» **AIM**
From the entries below, copy every line that holds the word "therapeutischen".

┏━━

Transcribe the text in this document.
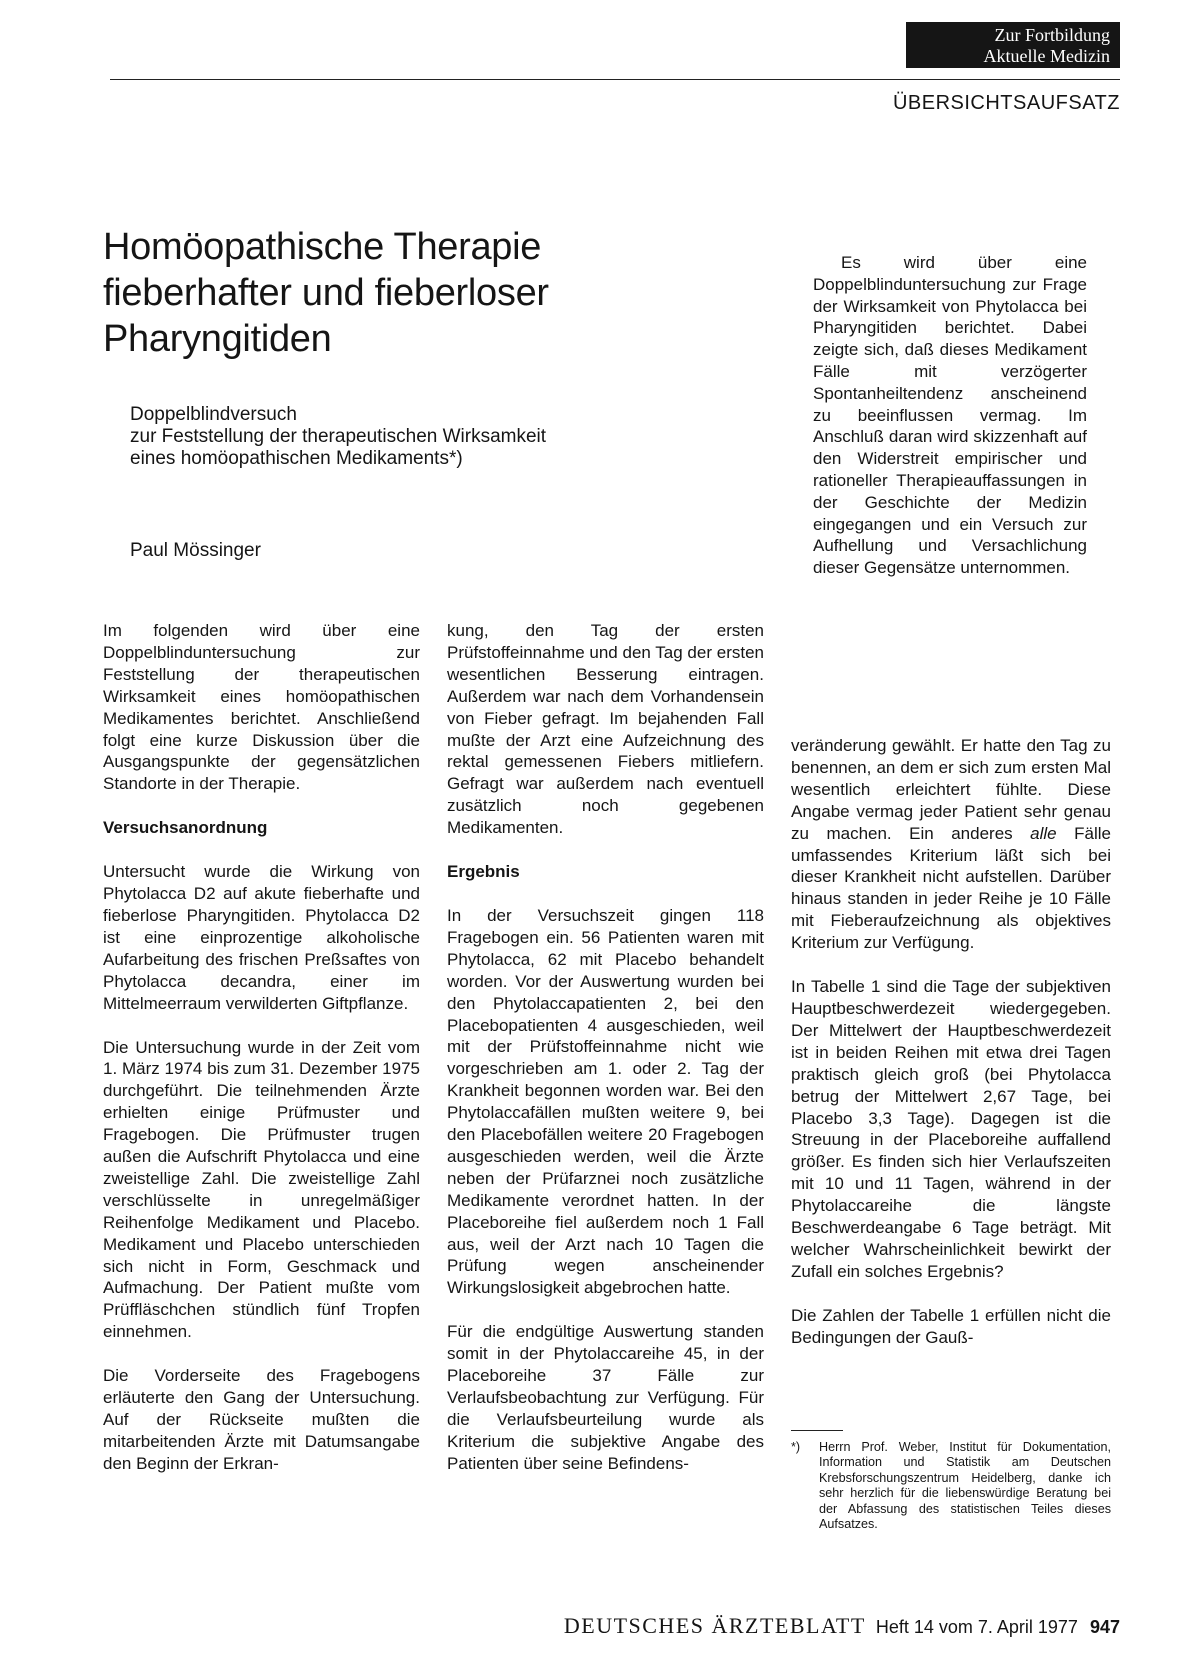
Zur Fortbildung
Aktuelle Medizin
ÜBERSICHTSAUFSATZ
Homöopathische Therapie fieberhafter und fieberloser Pharyngitiden
Doppelblindversuch
zur Feststellung der therapeutischen Wirksamkeit
eines homöopathischen Medikaments*)
Paul Mössinger

Es wird über eine Doppelblinduntersuchung zur Frage der Wirksamkeit von Phytolacca bei Pharyngitiden berichtet. Dabei zeigte sich, daß dieses Medikament Fälle mit verzögerter Spontanheiltendenz anscheinend zu beeinflussen vermag. Im Anschluß daran wird skizzenhaft auf den Widerstreit empirischer und rationeller Therapieauffassungen in der Geschichte der Medizin eingegangen und ein Versuch zur Aufhellung und Versachlichung dieser Gegensätze unternommen.

Im folgenden wird über eine Doppelblinduntersuchung zur Feststellung der therapeutischen Wirksamkeit eines homöopathischen Medikamentes berichtet. Anschließend folgt eine kurze Diskussion über die Ausgangspunkte der gegensätzlichen Standorte in der Therapie.

Versuchsanordnung

Untersucht wurde die Wirkung von Phytolacca D2 auf akute fieberhafte und fieberlose Pharyngitiden. Phytolacca D2 ist eine einprozentige alkoholische Aufarbeitung des frischen Preßsaftes von Phytolacca decandra, einer im Mittelmeerraum verwilderten Giftpflanze.

Die Untersuchung wurde in der Zeit vom 1. März 1974 bis zum 31. Dezember 1975 durchgeführt. Die teilnehmenden Ärzte erhielten einige Prüfmuster und Fragebogen. Die Prüfmuster trugen außen die Aufschrift Phytolacca und eine zweistellige Zahl. Die zweistellige Zahl verschlüsselte in unregelmäßiger Reihenfolge Medikament und Placebo. Medikament und Placebo unterschieden sich nicht in Form, Geschmack und Aufmachung. Der Patient mußte vom Prüffläschchen stündlich fünf Tropfen einnehmen.

Die Vorderseite des Fragebogens erläuterte den Gang der Untersuchung. Auf der Rückseite mußten die mitarbeitenden Ärzte mit Datumsangabe den Beginn der Erkran-

kung, den Tag der ersten Prüfstoffeinnahme und den Tag der ersten wesentlichen Besserung eintragen. Außerdem war nach dem Vorhandensein von Fieber gefragt. Im bejahenden Fall mußte der Arzt eine Aufzeichnung des rektal gemessenen Fiebers mitliefern. Gefragt war außerdem nach eventuell zusätzlich noch gegebenen Medikamenten.

Ergebnis

In der Versuchszeit gingen 118 Fragebogen ein. 56 Patienten waren mit Phytolacca, 62 mit Placebo behandelt worden. Vor der Auswertung wurden bei den Phytolaccapatienten 2, bei den Placebopatienten 4 ausgeschieden, weil mit der Prüfstoffeinnahme nicht wie vorgeschrieben am 1. oder 2. Tag der Krankheit begonnen worden war. Bei den Phytolaccafällen mußten weitere 9, bei den Placebofällen weitere 20 Fragebogen ausgeschieden werden, weil die Ärzte neben der Prüfarznei noch zusätzliche Medikamente verordnet hatten. In der Placeboreihe fiel außerdem noch 1 Fall aus, weil der Arzt nach 10 Tagen die Prüfung wegen anscheinender Wirkungslosigkeit abgebrochen hatte.

Für die endgültige Auswertung standen somit in der Phytolaccareihe 45, in der Placeboreihe 37 Fälle zur Verlaufsbeobachtung zur Verfügung. Für die Verlaufsbeurteilung wurde als Kriterium die subjektive Angabe des Patienten über seine Befindens-

veränderung gewählt. Er hatte den Tag zu benennen, an dem er sich zum ersten Mal wesentlich erleichtert fühlte. Diese Angabe vermag jeder Patient sehr genau zu machen. Ein anderes alle Fälle umfassendes Kriterium läßt sich bei dieser Krankheit nicht aufstellen. Darüber hinaus standen in jeder Reihe je 10 Fälle mit Fieberaufzeichnung als objektives Kriterium zur Verfügung.

In Tabelle 1 sind die Tage der subjektiven Hauptbeschwerdezeit wiedergegeben. Der Mittelwert der Hauptbeschwerdezeit ist in beiden Reihen mit etwa drei Tagen praktisch gleich groß (bei Phytolacca betrug der Mittelwert 2,67 Tage, bei Placebo 3,3 Tage). Dagegen ist die Streuung in der Placeboreihe auffallend größer. Es finden sich hier Verlaufszeiten mit 10 und 11 Tagen, während in der Phytolaccareihe die längste Beschwerdeangabe 6 Tage beträgt. Mit welcher Wahrscheinlichkeit bewirkt der Zufall ein solches Ergebnis?

Die Zahlen der Tabelle 1 erfüllen nicht die Bedingungen der Gauß-

*) Herrn Prof. Weber, Institut für Dokumentation, Information und Statistik am Deutschen Krebsforschungszentrum Heidelberg, danke ich sehr herzlich für die liebenswürdige Beratung bei der Abfassung des statistischen Teiles dieses Aufsatzes.
DEUTSCHES ÄRZTEBLATT Heft 14 vom 7. April 1977 947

┗━━

» **SOLUTION BELOW**
zur Feststellung der therapeutischen Wirksamkeit
Im folgenden wird über eine Doppelblinduntersuchung zur Feststellung der therapeutischen Wirksamkeit eines homöopathischen Medikamentes berichtet. Anschließend folgt eine kurze Diskussion über die Ausgangspunkte der gegensätzlichen Standorte in der Therapie.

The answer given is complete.